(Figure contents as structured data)
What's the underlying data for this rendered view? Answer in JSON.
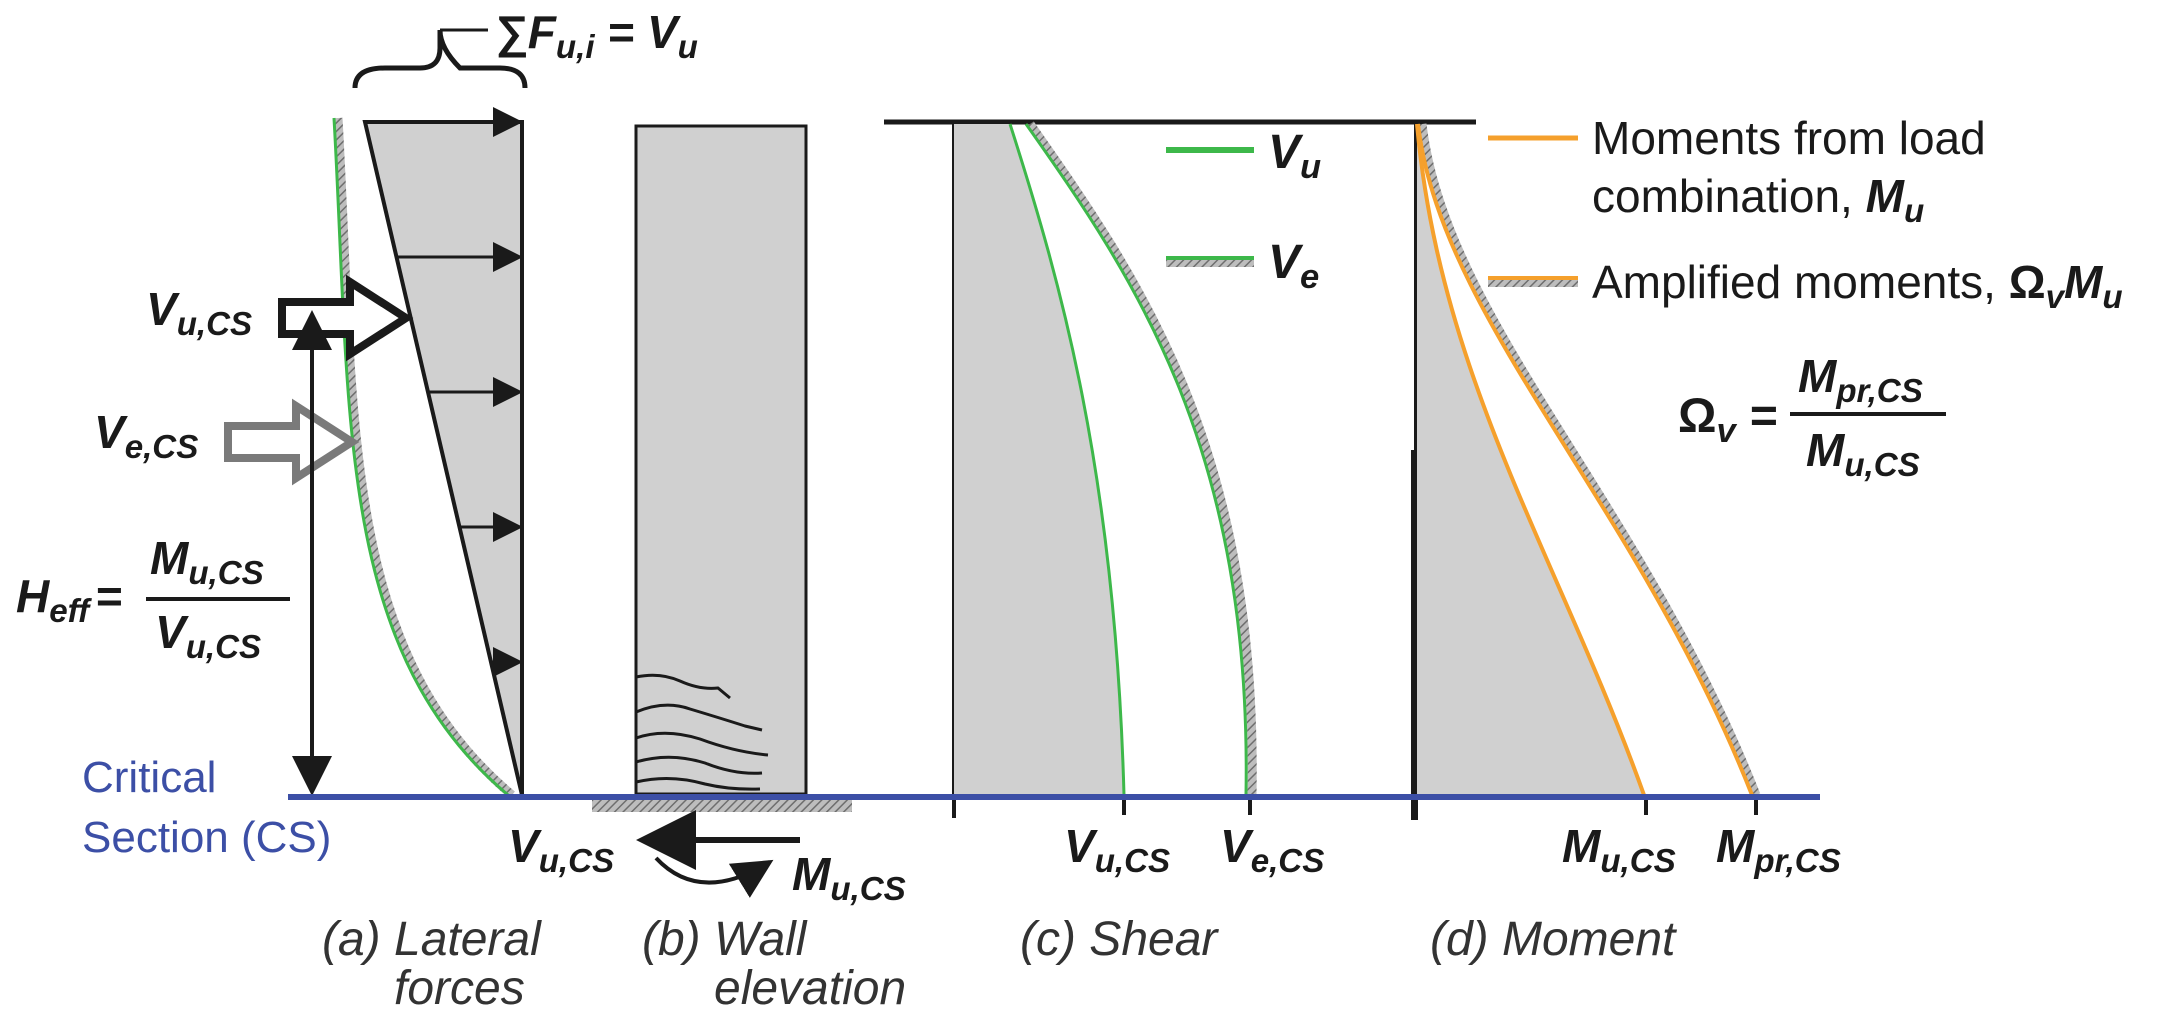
{
  "colors": {
    "shade": "#d0d0d0",
    "line": "#1a1a1a",
    "green": "#3db84a",
    "orange": "#f5a02c",
    "blue": "#3c4fa6",
    "hatch": "#8c8c8c",
    "arrow_gray": "#7a7a7a"
  },
  "labels": {
    "sum_lhs": "∑F",
    "sum_sub": "u,i",
    "sum_eq": " = V",
    "sum_rhs_sub": "u",
    "vucs_main": "V",
    "vucs_sub": "u,CS",
    "vecs_main": "V",
    "vecs_sub": "e,CS",
    "heff_main": "H",
    "heff_sub": "eff",
    "heff_eq": "=",
    "mucs_main": "M",
    "mucs_sub": "u,CS",
    "mprcs_main": "M",
    "mprcs_sub": "pr,CS",
    "critical_line1": "Critical",
    "critical_line2": "Section (CS)",
    "omega": "Ω",
    "omega_sub": "v",
    "eq": " = "
  },
  "legend": {
    "vu_main": "V",
    "vu_sub": "u",
    "ve_main": "V",
    "ve_sub": "e",
    "mu_line1": "Moments from load",
    "mu_line2": "combination, ",
    "mu_sym": "M",
    "mu_sub": "u",
    "amp_text": "Amplified moments, ",
    "amp_omega": "Ω",
    "amp_omega_sub": "v",
    "amp_m": "M",
    "amp_m_sub": "u"
  },
  "captions": {
    "a_line1": "(a) Lateral",
    "a_line2": "forces",
    "b_line1": "(b) Wall",
    "b_line2": "elevation",
    "c_line1": "(c) Shear",
    "d_line1": "(d) Moment"
  }
}
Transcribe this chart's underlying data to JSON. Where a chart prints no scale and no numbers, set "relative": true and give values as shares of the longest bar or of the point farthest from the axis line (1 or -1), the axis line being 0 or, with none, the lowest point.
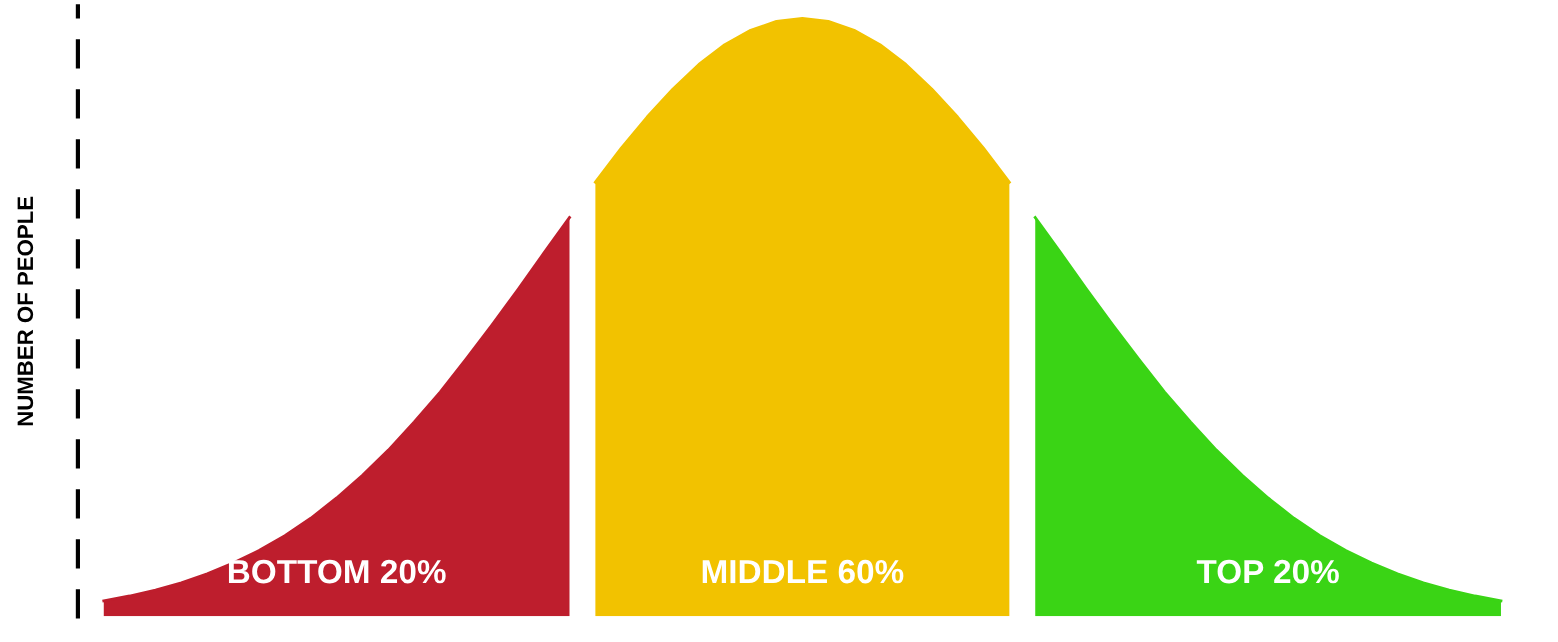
{
  "chart_data": {
    "type": "area",
    "ylabel": "NUMBER OF PEOPLE",
    "relative": true,
    "categories": [
      null,
      null,
      null,
      null,
      null,
      null,
      null,
      null,
      null,
      null,
      null,
      null,
      null,
      null,
      null,
      null,
      null,
      null,
      null,
      null,
      null,
      null,
      null,
      null,
      null,
      null,
      null,
      null,
      null,
      null,
      null,
      null,
      null,
      null,
      null,
      null,
      null,
      null,
      null,
      null,
      null,
      null,
      null,
      null,
      null,
      null,
      null,
      null,
      null,
      null,
      null,
      null,
      null,
      null,
      null
    ],
    "series": [
      {
        "name": "BOTTOM 20%",
        "color": "#be1e2d",
        "values": [
          0.026,
          0.034,
          0.044,
          0.056,
          0.071,
          0.089,
          0.11,
          0.135,
          0.164,
          0.198,
          0.236,
          0.278,
          0.325,
          0.375,
          0.43,
          0.487,
          0.546,
          0.607,
          0.667,
          null,
          null,
          null,
          null,
          null,
          null,
          null,
          null,
          null,
          null,
          null,
          null,
          null,
          null,
          null,
          null,
          null,
          null,
          null,
          null,
          null,
          null,
          null,
          null,
          null,
          null,
          null,
          null,
          null,
          null,
          null,
          null,
          null,
          null,
          null,
          null
        ]
      },
      {
        "name": "MIDDLE 60%",
        "color": "#f2c200",
        "values": [
          null,
          null,
          null,
          null,
          null,
          null,
          null,
          null,
          null,
          null,
          null,
          null,
          null,
          null,
          null,
          null,
          null,
          null,
          null,
          0.726,
          0.783,
          0.835,
          0.882,
          0.923,
          0.956,
          0.98,
          0.995,
          1,
          0.995,
          0.98,
          0.956,
          0.923,
          0.882,
          0.835,
          0.783,
          0.726,
          null,
          null,
          null,
          null,
          null,
          null,
          null,
          null,
          null,
          null,
          null,
          null,
          null,
          null,
          null,
          null,
          null,
          null,
          null
        ]
      },
      {
        "name": "TOP 20%",
        "color": "#3ad415",
        "values": [
          null,
          null,
          null,
          null,
          null,
          null,
          null,
          null,
          null,
          null,
          null,
          null,
          null,
          null,
          null,
          null,
          null,
          null,
          null,
          null,
          null,
          null,
          null,
          null,
          null,
          null,
          null,
          null,
          null,
          null,
          null,
          null,
          null,
          null,
          null,
          null,
          0.667,
          0.607,
          0.546,
          0.487,
          0.43,
          0.375,
          0.325,
          0.278,
          0.236,
          0.198,
          0.164,
          0.135,
          0.11,
          0.089,
          0.071,
          0.056,
          0.044,
          0.034,
          0.026
        ]
      }
    ]
  }
}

Task goal
Which lines contain "from"? Show each of them.

Worked solution
    "mu_line1": "Moments from load",
Transcribe this chart's underlying data to JSON. Where a chart prints no scale and no numbers, set "relative": true and give values as shares of the longest bar or of the point farthest from the axis line (1 or -1), the axis line being 0 or, with none, the lowest point.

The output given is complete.